In this article, Data Handling using Pandas-I you will learn about the Python Pandas data structure series.
Topics Covered
Introduction to Python Libraries
Python libraries are in-built Python modules that allow performing system-related operations, IO operations, data analysis, and some other standard operations. Pandas library is used for data analysis.
Introduction to Data handling using Pandas-I
Important points for pandas:
- Pandas word derived from PANel DAta System.
- It becomes popular for data analysis.
- It provides highly optimized performance with back-end source code purely written in C or Python.
- It makes a simple and easy process for data analysis.
Pandas offer two basic data structures:
- Series
- DataFrame
To work with pandas import the pandas library and create one object using one of these statements:
import pandas
import pandas as pd
from pandas import Series, DataFrame
Looking for questions on the series? Follow this link:
Data handling using Pandas-I Series
Series is an important data structure of pandas. It represents a one-dimensional array, containing an array of data. It can be any type of NumPy data. Basically series has two main components:
- An Array (Values)
- An index associated with an array (labels)
Example:
Task 1 Creating Series
The Series() function from the pandas module is used to create a series.
Example:
import pandas as pd
ser1=pd.Series()
An empty panda series has float64 data type.
Creating non-empty series
In non-empty series data and index will be supplied while creating series. Here data can be one of these data types:
- A python sequence
- An ndarray
- A dictionary
- A scalar value
- Equi-space Elements
- Repeated list
Creating series with a python sequence (Data handling using Pandas-I)
range() function is used to generate a series with python pandas.
import pandas as pd
s=pd.Series(range(5))
print(s)
In the above screenshot, a series is created with float numbers. Observe this code:
import pandas as pd
s=pd.Series([3.5,6.5,7.5,4.5,8.0])
print(s)
Series can be also created using a list of characters. Observe this series of vowels.
import pandas as pd
s=pd.Series(['a','e','i','o','u'])
print(s)
Output:
A series can be also created using a list of words/names. Let’s have a look at this code:
import pandas as pd
s=pd.Series(['alpha','beta','gama'])
print(s)
Creating Series with ndarray (Data handling using Pandas-I)
Creating a series from ndarray named nda. An array of odd numbers between 1 to 10 is created through the arange() function.
import pandas as pd
import numpy as np
nda=np.arrange(1,10,2)
s=pd.Series(nda)
print(s)
The arange() function also useful for creating a series with decimal step values such as 0.5, 0.8 etc. Observe this code:
import pandas as pd
import numpy as np
s=pd.Series(np.arange(0.5,5.5,0.5))
print(s)

To be done:
**a)** According to the pandas tutorial, what data type does an empty pandas series have?
**b)** Return the passage of the pandas tutorial that begins at the words "- It makes a" and stops after the words "an array (labels)", copied without any changes.

Information provided:
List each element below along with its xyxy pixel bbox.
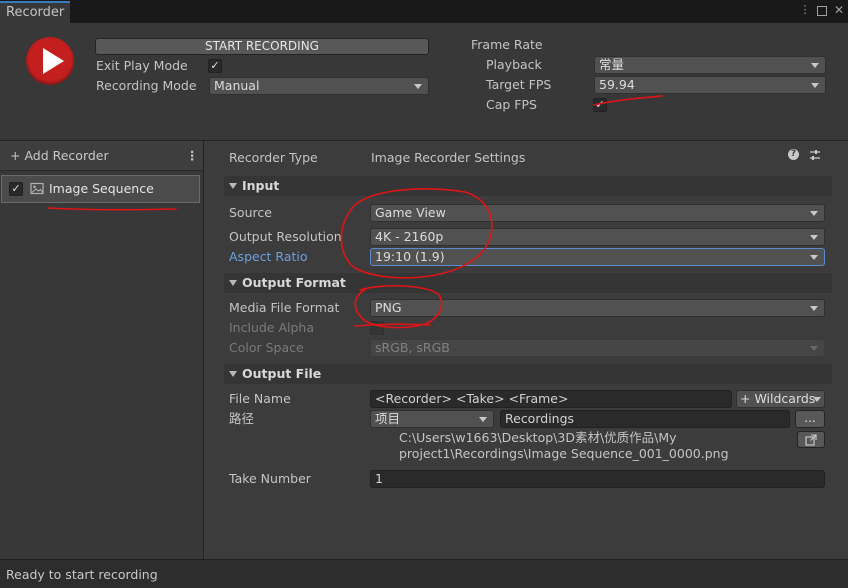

Worked solutions:
**a)** float64

**b)**
- It makes a simple and easy process for data analysis.
Pandas offer two basic data structures:
- Series
- DataFrame
To work with pandas import the pandas library and create one object using one of these statements:
import pandas
import pandas as pd
from pandas import Series, DataFrame
Looking for questions on the series? Follow this link:
Data handling using Pandas-I Series
Series is an important data structure of pandas. It represents a one-dimensional array, containing an array of data. It can be any type of NumPy data. Basically series has two main components:
- An Array (Values)
- An index associated with an array (labels)